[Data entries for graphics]

⁂

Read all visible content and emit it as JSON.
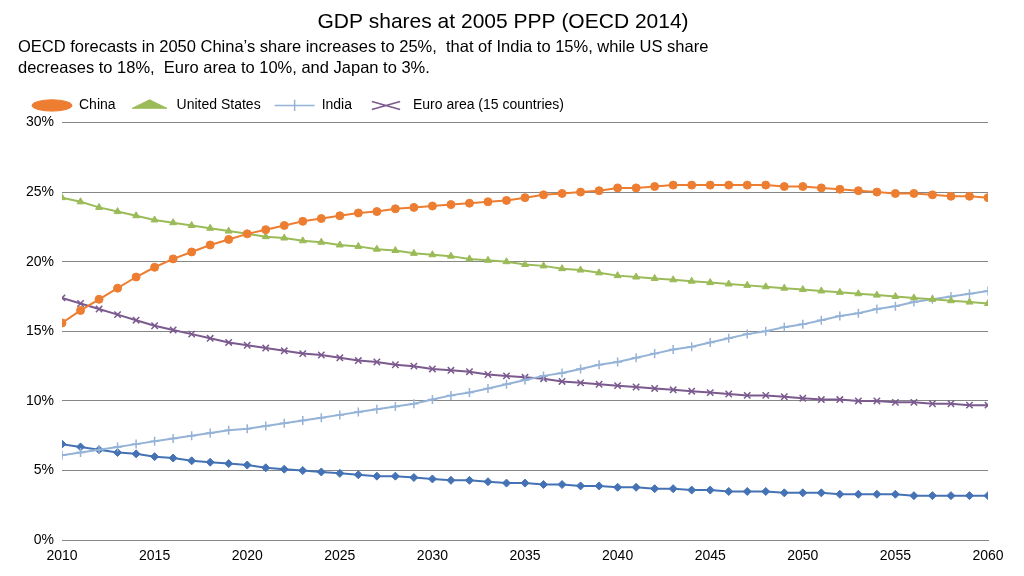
{
  "chart_data": {
    "type": "line",
    "title": "GDP shares at 2005 PPP (OECD 2014)",
    "subtitle": [
      "OECD forecasts in 2050 China’s share increases to 25%,  that of India to 15%, while US share",
      "decreases to 18%,  Euro area to 10%, and Japan to 3%."
    ],
    "x": [
      2010,
      2011,
      2012,
      2013,
      2014,
      2015,
      2016,
      2017,
      2018,
      2019,
      2020,
      2021,
      2022,
      2023,
      2024,
      2025,
      2026,
      2027,
      2028,
      2029,
      2030,
      2031,
      2032,
      2033,
      2034,
      2035,
      2036,
      2037,
      2038,
      2039,
      2040,
      2041,
      2042,
      2043,
      2044,
      2045,
      2046,
      2047,
      2048,
      2049,
      2050,
      2051,
      2052,
      2053,
      2054,
      2055,
      2056,
      2057,
      2058,
      2059,
      2060
    ],
    "xlim": [
      2010,
      2060
    ],
    "xticks": [
      2010,
      2015,
      2020,
      2025,
      2030,
      2035,
      2040,
      2045,
      2050,
      2055,
      2060
    ],
    "ylim": [
      0,
      30
    ],
    "yticks": [
      {
        "value": 0,
        "label": "0%"
      },
      {
        "value": 5,
        "label": "5%"
      },
      {
        "value": 10,
        "label": "10%"
      },
      {
        "value": 15,
        "label": "15%"
      },
      {
        "value": 20,
        "label": "20%"
      },
      {
        "value": 25,
        "label": "25%"
      },
      {
        "value": 30,
        "label": "30%"
      }
    ],
    "grid": true,
    "legend": "top",
    "series": [
      {
        "name": "China",
        "color": "#ED7D31",
        "marker": "circle",
        "values": [
          15.6,
          16.5,
          17.3,
          18.1,
          18.9,
          19.6,
          20.2,
          20.7,
          21.2,
          21.6,
          22.0,
          22.3,
          22.6,
          22.9,
          23.1,
          23.3,
          23.5,
          23.6,
          23.8,
          23.9,
          24.0,
          24.1,
          24.2,
          24.3,
          24.4,
          24.6,
          24.8,
          24.9,
          25.0,
          25.1,
          25.3,
          25.3,
          25.4,
          25.5,
          25.5,
          25.5,
          25.5,
          25.5,
          25.5,
          25.4,
          25.4,
          25.3,
          25.2,
          25.1,
          25.0,
          24.9,
          24.9,
          24.8,
          24.7,
          24.7,
          24.6
        ]
      },
      {
        "name": "United States",
        "color": "#9BBB59",
        "marker": "triangle",
        "values": [
          24.6,
          24.3,
          23.9,
          23.6,
          23.3,
          23.0,
          22.8,
          22.6,
          22.4,
          22.2,
          22.0,
          21.8,
          21.7,
          21.5,
          21.4,
          21.2,
          21.1,
          20.9,
          20.8,
          20.6,
          20.5,
          20.4,
          20.2,
          20.1,
          20.0,
          19.8,
          19.7,
          19.5,
          19.4,
          19.2,
          19.0,
          18.9,
          18.8,
          18.7,
          18.6,
          18.5,
          18.4,
          18.3,
          18.2,
          18.1,
          18.0,
          17.9,
          17.8,
          17.7,
          17.6,
          17.5,
          17.4,
          17.3,
          17.2,
          17.1,
          17.0
        ]
      },
      {
        "name": "India",
        "color": "#95B3D7",
        "marker": "cross",
        "values": [
          6.1,
          6.3,
          6.5,
          6.7,
          6.9,
          7.1,
          7.3,
          7.5,
          7.7,
          7.9,
          8.0,
          8.2,
          8.4,
          8.6,
          8.8,
          9.0,
          9.2,
          9.4,
          9.6,
          9.8,
          10.1,
          10.4,
          10.6,
          10.9,
          11.2,
          11.5,
          11.8,
          12.0,
          12.3,
          12.6,
          12.8,
          13.1,
          13.4,
          13.7,
          13.9,
          14.2,
          14.5,
          14.8,
          15.0,
          15.3,
          15.5,
          15.8,
          16.1,
          16.3,
          16.6,
          16.8,
          17.1,
          17.3,
          17.5,
          17.7,
          17.9
        ]
      },
      {
        "name": "Euro area (15 countries)",
        "color": "#7B5A8E",
        "marker": "x",
        "values": [
          17.4,
          17.0,
          16.6,
          16.2,
          15.8,
          15.4,
          15.1,
          14.8,
          14.5,
          14.2,
          14.0,
          13.8,
          13.6,
          13.4,
          13.3,
          13.1,
          12.9,
          12.8,
          12.6,
          12.5,
          12.3,
          12.2,
          12.1,
          11.9,
          11.8,
          11.7,
          11.6,
          11.4,
          11.3,
          11.2,
          11.1,
          11.0,
          10.9,
          10.8,
          10.7,
          10.6,
          10.5,
          10.4,
          10.4,
          10.3,
          10.2,
          10.1,
          10.1,
          10.0,
          10.0,
          9.9,
          9.9,
          9.8,
          9.8,
          9.7,
          9.7
        ]
      },
      {
        "color": "#4472B4",
        "marker": "diamond",
        "values": [
          6.9,
          6.7,
          6.5,
          6.3,
          6.2,
          6.0,
          5.9,
          5.7,
          5.6,
          5.5,
          5.4,
          5.2,
          5.1,
          5.0,
          4.9,
          4.8,
          4.7,
          4.6,
          4.6,
          4.5,
          4.4,
          4.3,
          4.3,
          4.2,
          4.1,
          4.1,
          4.0,
          4.0,
          3.9,
          3.9,
          3.8,
          3.8,
          3.7,
          3.7,
          3.6,
          3.6,
          3.5,
          3.5,
          3.5,
          3.4,
          3.4,
          3.4,
          3.3,
          3.3,
          3.3,
          3.3,
          3.2,
          3.2,
          3.2,
          3.2,
          3.2
        ]
      }
    ]
  }
}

⁂

**WHAT TO DO**.
Reproduce all of the material above word for word. Omit the pictures.

**FINAL ANSWER**.
Read all visible content and emit it as JSON.
{
  "chart_data": {
    "type": "line",
    "title": "GDP shares at 2005 PPP (OECD 2014)",
    "subtitle": [
      "OECD forecasts in 2050 China’s share increases to 25%,  that of India to 15%, while US share",
      "decreases to 18%,  Euro area to 10%, and Japan to 3%."
    ],
    "x": [
      2010,
      2011,
      2012,
      2013,
      2014,
      2015,
      2016,
      2017,
      2018,
      2019,
      2020,
      2021,
      2022,
      2023,
      2024,
      2025,
      2026,
      2027,
      2028,
      2029,
      2030,
      2031,
      2032,
      2033,
      2034,
      2035,
      2036,
      2037,
      2038,
      2039,
      2040,
      2041,
      2042,
      2043,
      2044,
      2045,
      2046,
      2047,
      2048,
      2049,
      2050,
      2051,
      2052,
      2053,
      2054,
      2055,
      2056,
      2057,
      2058,
      2059,
      2060
    ],
    "xlim": [
      2010,
      2060
    ],
    "xticks": [
      2010,
      2015,
      2020,
      2025,
      2030,
      2035,
      2040,
      2045,
      2050,
      2055,
      2060
    ],
    "ylim": [
      0,
      30
    ],
    "yticks": [
      {
        "value": 0,
        "label": "0%"
      },
      {
        "value": 5,
        "label": "5%"
      },
      {
        "value": 10,
        "label": "10%"
      },
      {
        "value": 15,
        "label": "15%"
      },
      {
        "value": 20,
        "label": "20%"
      },
      {
        "value": 25,
        "label": "25%"
      },
      {
        "value": 30,
        "label": "30%"
      }
    ],
    "grid": true,
    "legend": "top",
    "series": [
      {
        "name": "China",
        "color": "#ED7D31",
        "marker": "circle",
        "values": [
          15.6,
          16.5,
          17.3,
          18.1,
          18.9,
          19.6,
          20.2,
          20.7,
          21.2,
          21.6,
          22.0,
          22.3,
          22.6,
          22.9,
          23.1,
          23.3,
          23.5,
          23.6,
          23.8,
          23.9,
          24.0,
          24.1,
          24.2,
          24.3,
          24.4,
          24.6,
          24.8,
          24.9,
          25.0,
          25.1,
          25.3,
          25.3,
          25.4,
          25.5,
          25.5,
          25.5,
          25.5,
          25.5,
          25.5,
          25.4,
          25.4,
          25.3,
          25.2,
          25.1,
          25.0,
          24.9,
          24.9,
          24.8,
          24.7,
          24.7,
          24.6
        ]
      },
      {
        "name": "United States",
        "color": "#9BBB59",
        "marker": "triangle",
        "values": [
          24.6,
          24.3,
          23.9,
          23.6,
          23.3,
          23.0,
          22.8,
          22.6,
          22.4,
          22.2,
          22.0,
          21.8,
          21.7,
          21.5,
          21.4,
          21.2,
          21.1,
          20.9,
          20.8,
          20.6,
          20.5,
          20.4,
          20.2,
          20.1,
          20.0,
          19.8,
          19.7,
          19.5,
          19.4,
          19.2,
          19.0,
          18.9,
          18.8,
          18.7,
          18.6,
          18.5,
          18.4,
          18.3,
          18.2,
          18.1,
          18.0,
          17.9,
          17.8,
          17.7,
          17.6,
          17.5,
          17.4,
          17.3,
          17.2,
          17.1,
          17.0
        ]
      },
      {
        "name": "India",
        "color": "#95B3D7",
        "marker": "cross",
        "values": [
          6.1,
          6.3,
          6.5,
          6.7,
          6.9,
          7.1,
          7.3,
          7.5,
          7.7,
          7.9,
          8.0,
          8.2,
          8.4,
          8.6,
          8.8,
          9.0,
          9.2,
          9.4,
          9.6,
          9.8,
          10.1,
          10.4,
          10.6,
          10.9,
          11.2,
          11.5,
          11.8,
          12.0,
          12.3,
          12.6,
          12.8,
          13.1,
          13.4,
          13.7,
          13.9,
          14.2,
          14.5,
          14.8,
          15.0,
          15.3,
          15.5,
          15.8,
          16.1,
          16.3,
          16.6,
          16.8,
          17.1,
          17.3,
          17.5,
          17.7,
          17.9
        ]
      },
      {
        "name": "Euro area (15 countries)",
        "color": "#7B5A8E",
        "marker": "x",
        "values": [
          17.4,
          17.0,
          16.6,
          16.2,
          15.8,
          15.4,
          15.1,
          14.8,
          14.5,
          14.2,
          14.0,
          13.8,
          13.6,
          13.4,
          13.3,
          13.1,
          12.9,
          12.8,
          12.6,
          12.5,
          12.3,
          12.2,
          12.1,
          11.9,
          11.8,
          11.7,
          11.6,
          11.4,
          11.3,
          11.2,
          11.1,
          11.0,
          10.9,
          10.8,
          10.7,
          10.6,
          10.5,
          10.4,
          10.4,
          10.3,
          10.2,
          10.1,
          10.1,
          10.0,
          10.0,
          9.9,
          9.9,
          9.8,
          9.8,
          9.7,
          9.7
        ]
      },
      {
        "color": "#4472B4",
        "marker": "diamond",
        "values": [
          6.9,
          6.7,
          6.5,
          6.3,
          6.2,
          6.0,
          5.9,
          5.7,
          5.6,
          5.5,
          5.4,
          5.2,
          5.1,
          5.0,
          4.9,
          4.8,
          4.7,
          4.6,
          4.6,
          4.5,
          4.4,
          4.3,
          4.3,
          4.2,
          4.1,
          4.1,
          4.0,
          4.0,
          3.9,
          3.9,
          3.8,
          3.8,
          3.7,
          3.7,
          3.6,
          3.6,
          3.5,
          3.5,
          3.5,
          3.4,
          3.4,
          3.4,
          3.3,
          3.3,
          3.3,
          3.3,
          3.2,
          3.2,
          3.2,
          3.2,
          3.2
        ]
      }
    ]
  }
}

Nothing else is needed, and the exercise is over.